▸ Exercise inputs

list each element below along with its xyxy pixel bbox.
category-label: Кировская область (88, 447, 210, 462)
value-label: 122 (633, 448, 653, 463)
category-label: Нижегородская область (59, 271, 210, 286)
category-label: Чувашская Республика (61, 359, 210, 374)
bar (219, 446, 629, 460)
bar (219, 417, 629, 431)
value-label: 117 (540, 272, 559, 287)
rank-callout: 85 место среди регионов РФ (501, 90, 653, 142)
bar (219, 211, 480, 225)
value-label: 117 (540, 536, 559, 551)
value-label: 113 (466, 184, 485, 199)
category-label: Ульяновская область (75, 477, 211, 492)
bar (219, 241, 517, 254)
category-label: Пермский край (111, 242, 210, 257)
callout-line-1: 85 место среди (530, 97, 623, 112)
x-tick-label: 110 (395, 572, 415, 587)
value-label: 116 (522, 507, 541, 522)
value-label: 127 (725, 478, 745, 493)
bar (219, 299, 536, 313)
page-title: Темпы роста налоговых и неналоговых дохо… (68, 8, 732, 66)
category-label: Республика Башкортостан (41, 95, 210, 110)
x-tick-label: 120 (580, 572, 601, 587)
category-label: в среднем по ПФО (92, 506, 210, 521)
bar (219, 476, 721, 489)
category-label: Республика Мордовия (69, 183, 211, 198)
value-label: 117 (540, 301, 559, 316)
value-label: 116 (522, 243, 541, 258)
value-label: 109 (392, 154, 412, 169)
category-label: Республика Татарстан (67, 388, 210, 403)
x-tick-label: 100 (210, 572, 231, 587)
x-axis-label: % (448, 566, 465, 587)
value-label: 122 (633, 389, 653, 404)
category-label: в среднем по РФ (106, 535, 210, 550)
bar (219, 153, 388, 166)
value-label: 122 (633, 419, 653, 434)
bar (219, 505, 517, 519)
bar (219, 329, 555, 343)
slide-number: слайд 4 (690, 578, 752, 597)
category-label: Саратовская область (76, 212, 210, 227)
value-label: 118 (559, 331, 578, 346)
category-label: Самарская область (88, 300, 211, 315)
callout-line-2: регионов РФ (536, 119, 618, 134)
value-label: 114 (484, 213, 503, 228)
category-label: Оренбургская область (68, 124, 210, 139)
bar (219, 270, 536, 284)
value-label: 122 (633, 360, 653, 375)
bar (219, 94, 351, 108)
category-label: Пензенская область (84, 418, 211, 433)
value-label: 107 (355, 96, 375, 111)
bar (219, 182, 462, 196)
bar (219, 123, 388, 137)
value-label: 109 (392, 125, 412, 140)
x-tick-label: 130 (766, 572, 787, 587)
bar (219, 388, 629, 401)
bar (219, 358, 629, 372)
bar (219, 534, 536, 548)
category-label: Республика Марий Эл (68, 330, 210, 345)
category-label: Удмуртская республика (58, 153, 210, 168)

▸ Problem description
Please render the items above as one numbered list, each line its own entry, with blank lines left out.

▸ The completed task
1. list each element below along with its xyxy pixel bbox.
2. category-label: Кировская область (88, 447, 210, 462)
3. value-label: 122 (633, 448, 653, 463)
4. category-label: Нижегородская область (59, 271, 210, 286)
5. category-label: Чувашская Республика (61, 359, 210, 374)
6. bar (219, 446, 629, 460)
7. bar (219, 417, 629, 431)
8. value-label: 117 (540, 272, 559, 287)
9. rank-callout: 85 место среди регионов РФ (501, 90, 653, 142)
10. bar (219, 211, 480, 225)
11. value-label: 117 (540, 536, 559, 551)
12. value-label: 113 (466, 184, 485, 199)
13. category-label: Ульяновская область (75, 477, 211, 492)
14. bar (219, 241, 517, 254)
15. category-label: Пермский край (111, 242, 210, 257)
16. callout-line-1: 85 место среди (530, 97, 623, 112)
17. x-tick-label: 110 (395, 572, 415, 587)
18. value-label: 116 (522, 507, 541, 522)
19. value-label: 127 (725, 478, 745, 493)
20. bar (219, 299, 536, 313)
21. page-title: Темпы роста налоговых и неналоговых дохо… (68, 8, 732, 66)
22. category-label: Республика Башкортостан (41, 95, 210, 110)
23. x-tick-label: 120 (580, 572, 601, 587)
24. category-label: в среднем по ПФО (92, 506, 210, 521)
25. bar (219, 476, 721, 489)
26. category-label: Республика Мордовия (69, 183, 211, 198)
27. value-label: 117 (540, 301, 559, 316)
28. value-label: 116 (522, 243, 541, 258)
29. value-label: 109 (392, 154, 412, 169)
30. category-label: Республика Татарстан (67, 388, 210, 403)
31. x-tick-label: 100 (210, 572, 231, 587)
32. x-axis-label: % (448, 566, 465, 587)
33. value-label: 122 (633, 389, 653, 404)
34. category-label: в среднем по РФ (106, 535, 210, 550)
35. bar (219, 153, 388, 166)
36. value-label: 122 (633, 419, 653, 434)
37. bar (219, 505, 517, 519)
38. bar (219, 329, 555, 343)
39. slide-number: слайд 4 (690, 578, 752, 597)
40. category-label: Саратовская область (76, 212, 210, 227)
41. value-label: 118 (559, 331, 578, 346)
42. category-label: Самарская область (88, 300, 211, 315)
43. callout-line-2: регионов РФ (536, 119, 618, 134)
44. value-label: 114 (484, 213, 503, 228)
45. category-label: Оренбургская область (68, 124, 210, 139)
46. bar (219, 270, 536, 284)
47. value-label: 122 (633, 360, 653, 375)
48. bar (219, 94, 351, 108)
49. category-label: Пензенская область (84, 418, 211, 433)
50. value-label: 107 (355, 96, 375, 111)
51. bar (219, 182, 462, 196)
52. bar (219, 123, 388, 137)
53. value-label: 109 (392, 125, 412, 140)
54. x-tick-label: 130 (766, 572, 787, 587)
55. bar (219, 388, 629, 401)
56. bar (219, 358, 629, 372)
57. bar (219, 534, 536, 548)
58. category-label: Республика Марий Эл (68, 330, 210, 345)
59. category-label: Удмуртская республика (58, 153, 210, 168)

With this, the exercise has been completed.